*EXERCISE GOAL*
All lines featuring the string "felsőfokú" are to be listed.

*DATA PROVIDED*
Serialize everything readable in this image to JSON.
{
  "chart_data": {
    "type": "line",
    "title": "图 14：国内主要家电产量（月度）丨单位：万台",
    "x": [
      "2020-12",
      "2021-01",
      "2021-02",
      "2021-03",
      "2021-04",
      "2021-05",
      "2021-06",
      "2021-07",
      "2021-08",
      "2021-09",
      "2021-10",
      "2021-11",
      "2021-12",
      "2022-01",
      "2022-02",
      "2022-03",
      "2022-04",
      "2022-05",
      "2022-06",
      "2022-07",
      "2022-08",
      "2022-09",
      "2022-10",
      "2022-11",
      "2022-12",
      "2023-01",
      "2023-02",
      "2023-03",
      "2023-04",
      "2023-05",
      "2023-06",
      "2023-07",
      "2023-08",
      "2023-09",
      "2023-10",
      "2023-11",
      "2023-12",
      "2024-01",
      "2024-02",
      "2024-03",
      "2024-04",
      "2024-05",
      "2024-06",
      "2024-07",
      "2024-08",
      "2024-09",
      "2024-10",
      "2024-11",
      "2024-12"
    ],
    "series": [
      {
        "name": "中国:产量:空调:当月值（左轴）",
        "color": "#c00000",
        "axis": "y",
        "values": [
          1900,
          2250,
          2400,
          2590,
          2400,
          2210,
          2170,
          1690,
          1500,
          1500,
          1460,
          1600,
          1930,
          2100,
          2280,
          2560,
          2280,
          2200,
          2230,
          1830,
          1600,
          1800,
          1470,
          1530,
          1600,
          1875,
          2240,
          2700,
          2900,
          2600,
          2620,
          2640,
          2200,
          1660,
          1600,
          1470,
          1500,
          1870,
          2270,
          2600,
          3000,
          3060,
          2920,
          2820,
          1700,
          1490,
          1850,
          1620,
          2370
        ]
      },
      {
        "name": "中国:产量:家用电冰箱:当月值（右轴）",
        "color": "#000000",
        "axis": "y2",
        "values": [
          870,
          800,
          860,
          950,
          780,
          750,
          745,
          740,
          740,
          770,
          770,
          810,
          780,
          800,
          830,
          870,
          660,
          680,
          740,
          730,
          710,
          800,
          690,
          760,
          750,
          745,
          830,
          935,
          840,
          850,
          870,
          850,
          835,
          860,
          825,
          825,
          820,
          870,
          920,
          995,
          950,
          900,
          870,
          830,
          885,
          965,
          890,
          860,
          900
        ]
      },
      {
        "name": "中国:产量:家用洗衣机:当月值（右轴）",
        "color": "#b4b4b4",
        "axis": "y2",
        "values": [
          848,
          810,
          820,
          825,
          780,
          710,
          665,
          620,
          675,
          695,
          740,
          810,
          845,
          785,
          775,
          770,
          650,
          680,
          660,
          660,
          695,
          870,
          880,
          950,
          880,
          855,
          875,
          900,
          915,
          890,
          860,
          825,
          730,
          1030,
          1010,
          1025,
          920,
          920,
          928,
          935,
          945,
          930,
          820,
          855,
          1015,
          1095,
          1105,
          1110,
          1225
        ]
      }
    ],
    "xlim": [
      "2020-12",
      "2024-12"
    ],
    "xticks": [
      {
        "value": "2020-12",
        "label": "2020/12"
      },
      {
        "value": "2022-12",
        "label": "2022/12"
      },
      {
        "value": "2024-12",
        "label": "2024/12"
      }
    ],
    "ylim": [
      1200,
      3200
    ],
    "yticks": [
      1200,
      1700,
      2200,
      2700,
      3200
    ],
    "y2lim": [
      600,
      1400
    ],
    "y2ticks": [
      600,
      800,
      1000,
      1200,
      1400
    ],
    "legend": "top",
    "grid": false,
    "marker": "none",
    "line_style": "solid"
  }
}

* * *

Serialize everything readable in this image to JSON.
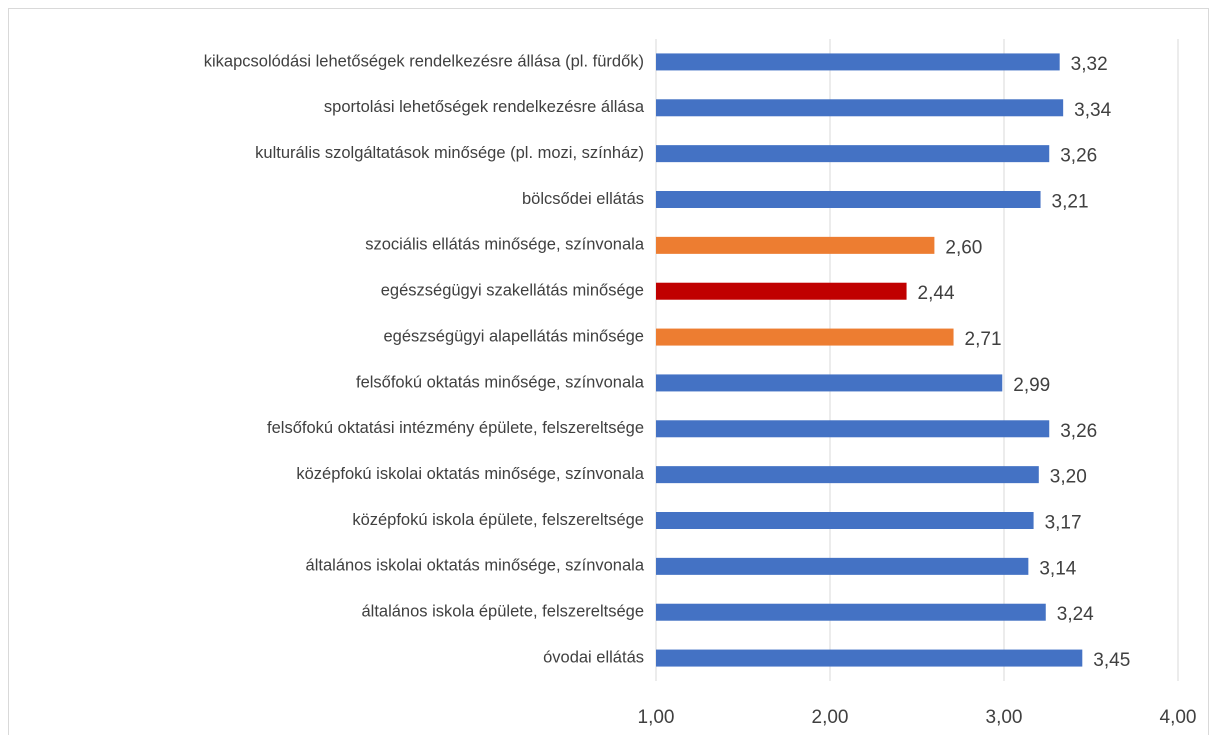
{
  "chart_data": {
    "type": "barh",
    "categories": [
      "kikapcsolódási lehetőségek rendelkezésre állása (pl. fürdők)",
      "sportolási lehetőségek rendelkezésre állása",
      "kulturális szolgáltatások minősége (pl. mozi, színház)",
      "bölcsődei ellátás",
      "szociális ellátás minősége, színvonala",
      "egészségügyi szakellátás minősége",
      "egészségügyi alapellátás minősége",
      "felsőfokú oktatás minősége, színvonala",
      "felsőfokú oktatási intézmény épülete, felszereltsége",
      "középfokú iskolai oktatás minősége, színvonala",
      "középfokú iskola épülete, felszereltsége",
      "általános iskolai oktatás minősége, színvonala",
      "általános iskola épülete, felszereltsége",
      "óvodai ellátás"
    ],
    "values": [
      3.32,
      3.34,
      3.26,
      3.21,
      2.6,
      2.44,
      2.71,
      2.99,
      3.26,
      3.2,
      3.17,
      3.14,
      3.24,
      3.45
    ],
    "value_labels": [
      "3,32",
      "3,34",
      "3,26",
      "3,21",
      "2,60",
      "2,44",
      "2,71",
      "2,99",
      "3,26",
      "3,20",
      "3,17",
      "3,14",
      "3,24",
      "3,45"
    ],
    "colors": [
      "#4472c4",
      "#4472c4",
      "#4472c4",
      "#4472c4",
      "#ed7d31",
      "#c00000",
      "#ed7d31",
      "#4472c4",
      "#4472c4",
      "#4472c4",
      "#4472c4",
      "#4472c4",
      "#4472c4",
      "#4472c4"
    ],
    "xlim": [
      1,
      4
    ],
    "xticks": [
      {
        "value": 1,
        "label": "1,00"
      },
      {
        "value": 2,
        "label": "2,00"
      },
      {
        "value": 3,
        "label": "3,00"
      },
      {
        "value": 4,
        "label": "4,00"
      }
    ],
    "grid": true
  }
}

*FINISHED TASK*
      "felsőfokú oktatás minősége, színvonala",
      "felsőfokú oktatási intézmény épülete, felszereltsége",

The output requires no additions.